[Saved entries]
────────────────────
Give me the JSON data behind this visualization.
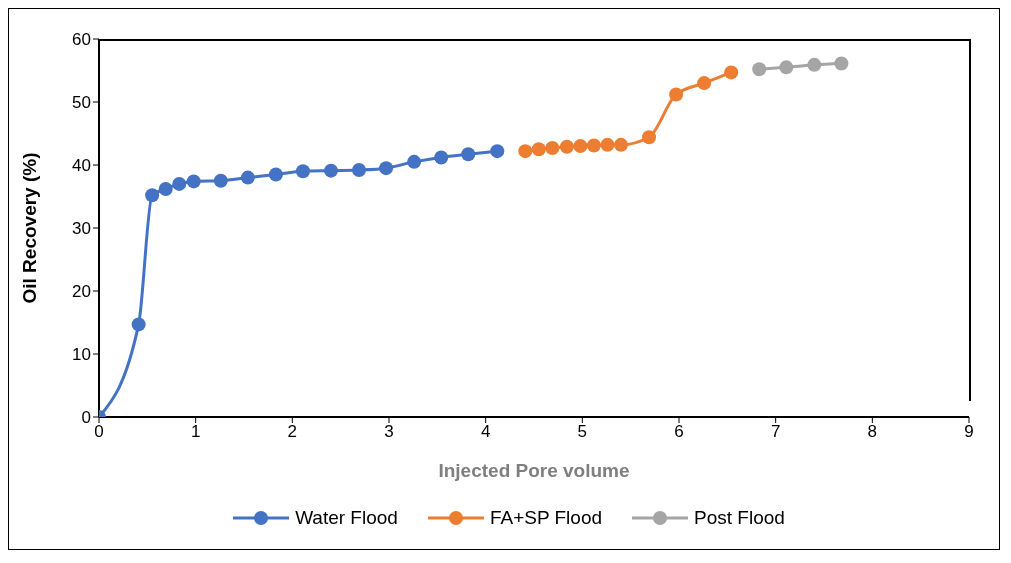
{
  "chart_data": {
    "type": "line",
    "xlabel": "Injected Pore volume",
    "ylabel": "Oil Recovery (%)",
    "xlim": [
      0,
      9
    ],
    "xticks": [
      0,
      1,
      2,
      3,
      4,
      5,
      6,
      7,
      8,
      9
    ],
    "ylim": [
      0,
      60
    ],
    "yticks": [
      0,
      10,
      20,
      30,
      40,
      50,
      60
    ],
    "grid": false,
    "legend": "bottom",
    "marker": "circle",
    "line_style": "solid",
    "series": [
      {
        "name": "Water Flood",
        "color": "#4472c4",
        "x": [
          0,
          0.41,
          0.55,
          0.69,
          0.83,
          0.98,
          1.26,
          1.54,
          1.83,
          2.11,
          2.4,
          2.69,
          2.97,
          3.26,
          3.54,
          3.82,
          4.12
        ],
        "values": [
          0,
          14.7,
          35.2,
          36.2,
          37.0,
          37.4,
          37.5,
          38.0,
          38.5,
          39.0,
          39.1,
          39.2,
          39.5,
          40.5,
          41.2,
          41.7,
          42.2
        ]
      },
      {
        "name": "FA+SP Flood",
        "color": "#ed7d31",
        "x": [
          4.41,
          4.55,
          4.69,
          4.84,
          4.98,
          5.12,
          5.26,
          5.4,
          5.69,
          5.97,
          6.26,
          6.54
        ],
        "values": [
          42.2,
          42.5,
          42.7,
          42.9,
          43.0,
          43.1,
          43.2,
          43.2,
          44.4,
          51.2,
          53.0,
          54.7
        ]
      },
      {
        "name": "Post Flood",
        "color": "#a5a5a5",
        "x": [
          6.83,
          7.11,
          7.4,
          7.68
        ],
        "values": [
          55.2,
          55.5,
          55.9,
          56.1
        ]
      }
    ]
  }
}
────────────────────
THE PROBLEM
Your task is to transcribe all of the records precisely, with no images included.

WRITTEN RESPONSE
Give me the JSON data behind this visualization.
{
  "chart_data": {
    "type": "line",
    "xlabel": "Injected Pore volume",
    "ylabel": "Oil Recovery (%)",
    "xlim": [
      0,
      9
    ],
    "xticks": [
      0,
      1,
      2,
      3,
      4,
      5,
      6,
      7,
      8,
      9
    ],
    "ylim": [
      0,
      60
    ],
    "yticks": [
      0,
      10,
      20,
      30,
      40,
      50,
      60
    ],
    "grid": false,
    "legend": "bottom",
    "marker": "circle",
    "line_style": "solid",
    "series": [
      {
        "name": "Water Flood",
        "color": "#4472c4",
        "x": [
          0,
          0.41,
          0.55,
          0.69,
          0.83,
          0.98,
          1.26,
          1.54,
          1.83,
          2.11,
          2.4,
          2.69,
          2.97,
          3.26,
          3.54,
          3.82,
          4.12
        ],
        "values": [
          0,
          14.7,
          35.2,
          36.2,
          37.0,
          37.4,
          37.5,
          38.0,
          38.5,
          39.0,
          39.1,
          39.2,
          39.5,
          40.5,
          41.2,
          41.7,
          42.2
        ]
      },
      {
        "name": "FA+SP Flood",
        "color": "#ed7d31",
        "x": [
          4.41,
          4.55,
          4.69,
          4.84,
          4.98,
          5.12,
          5.26,
          5.4,
          5.69,
          5.97,
          6.26,
          6.54
        ],
        "values": [
          42.2,
          42.5,
          42.7,
          42.9,
          43.0,
          43.1,
          43.2,
          43.2,
          44.4,
          51.2,
          53.0,
          54.7
        ]
      },
      {
        "name": "Post Flood",
        "color": "#a5a5a5",
        "x": [
          6.83,
          7.11,
          7.4,
          7.68
        ],
        "values": [
          55.2,
          55.5,
          55.9,
          56.1
        ]
      }
    ]
  }
}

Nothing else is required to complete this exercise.